### Goal:
Write out the listing in full, matching it word for word.
==========
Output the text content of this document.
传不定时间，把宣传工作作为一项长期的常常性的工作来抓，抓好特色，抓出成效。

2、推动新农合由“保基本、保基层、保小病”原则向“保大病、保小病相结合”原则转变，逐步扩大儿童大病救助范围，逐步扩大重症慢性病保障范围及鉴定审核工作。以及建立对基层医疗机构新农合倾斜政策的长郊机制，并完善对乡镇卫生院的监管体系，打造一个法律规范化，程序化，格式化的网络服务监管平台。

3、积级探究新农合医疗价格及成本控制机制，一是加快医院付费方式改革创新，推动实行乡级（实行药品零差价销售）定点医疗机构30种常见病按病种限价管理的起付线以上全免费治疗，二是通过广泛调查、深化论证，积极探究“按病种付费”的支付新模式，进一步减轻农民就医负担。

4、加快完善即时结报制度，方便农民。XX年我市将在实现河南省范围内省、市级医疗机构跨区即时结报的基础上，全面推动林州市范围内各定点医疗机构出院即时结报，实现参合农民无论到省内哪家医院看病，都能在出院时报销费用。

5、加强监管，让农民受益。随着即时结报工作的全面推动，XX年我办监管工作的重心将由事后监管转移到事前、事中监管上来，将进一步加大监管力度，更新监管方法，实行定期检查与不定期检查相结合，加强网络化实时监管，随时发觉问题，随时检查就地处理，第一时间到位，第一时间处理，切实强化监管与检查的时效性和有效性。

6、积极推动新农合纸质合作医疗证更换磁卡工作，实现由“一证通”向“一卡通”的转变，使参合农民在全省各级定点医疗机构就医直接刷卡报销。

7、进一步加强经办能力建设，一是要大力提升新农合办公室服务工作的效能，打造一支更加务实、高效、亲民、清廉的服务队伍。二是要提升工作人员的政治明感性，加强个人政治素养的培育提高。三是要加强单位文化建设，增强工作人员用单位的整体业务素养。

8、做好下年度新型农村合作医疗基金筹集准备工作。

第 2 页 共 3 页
==========
### Final result:
Output the text content of this document.
传不定时间，把宣传工作作为一项长期的常常性的工作来抓，抓好特色，抓出成效。

2、推动新农合由“保基本、保基层、保小病”原则向“保大病、保小病相结合”原则转变，逐步扩大儿童大病救助范围，逐步扩大重症慢性病保障范围及鉴定审核工作。以及建立对基层医疗机构新农合倾斜政策的长郊机制，并完善对乡镇卫生院的监管体系，打造一个法律规范化，程序化，格式化的网络服务监管平台。

3、积级探究新农合医疗价格及成本控制机制，一是加快医院付费方式改革创新，推动实行乡级（实行药品零差价销售）定点医疗机构30种常见病按病种限价管理的起付线以上全免费治疗，二是通过广泛调查、深化论证，积极探究“按病种付费”的支付新模式，进一步减轻农民就医负担。

4、加快完善即时结报制度，方便农民。XX年我市将在实现河南省范围内省、市级医疗机构跨区即时结报的基础上，全面推动林州市范围内各定点医疗机构出院即时结报，实现参合农民无论到省内哪家医院看病，都能在出院时报销费用。

5、加强监管，让农民受益。随着即时结报工作的全面推动，XX年我办监管工作的重心将由事后监管转移到事前、事中监管上来，将进一步加大监管力度，更新监管方法，实行定期检查与不定期检查相结合，加强网络化实时监管，随时发觉问题，随时检查就地处理，第一时间到位，第一时间处理，切实强化监管与检查的时效性和有效性。

6、积极推动新农合纸质合作医疗证更换磁卡工作，实现由“一证通”向“一卡通”的转变，使参合农民在全省各级定点医疗机构就医直接刷卡报销。

7、进一步加强经办能力建设，一是要大力提升新农合办公室服务工作的效能，打造一支更加务实、高效、亲民、清廉的服务队伍。二是要提升工作人员的政治明感性，加强个人政治素养的培育提高。三是要加强单位文化建设，增强工作人员用单位的整体业务素养。

8、做好下年度新型农村合作医疗基金筹集准备工作。

第 2 页 共 3 页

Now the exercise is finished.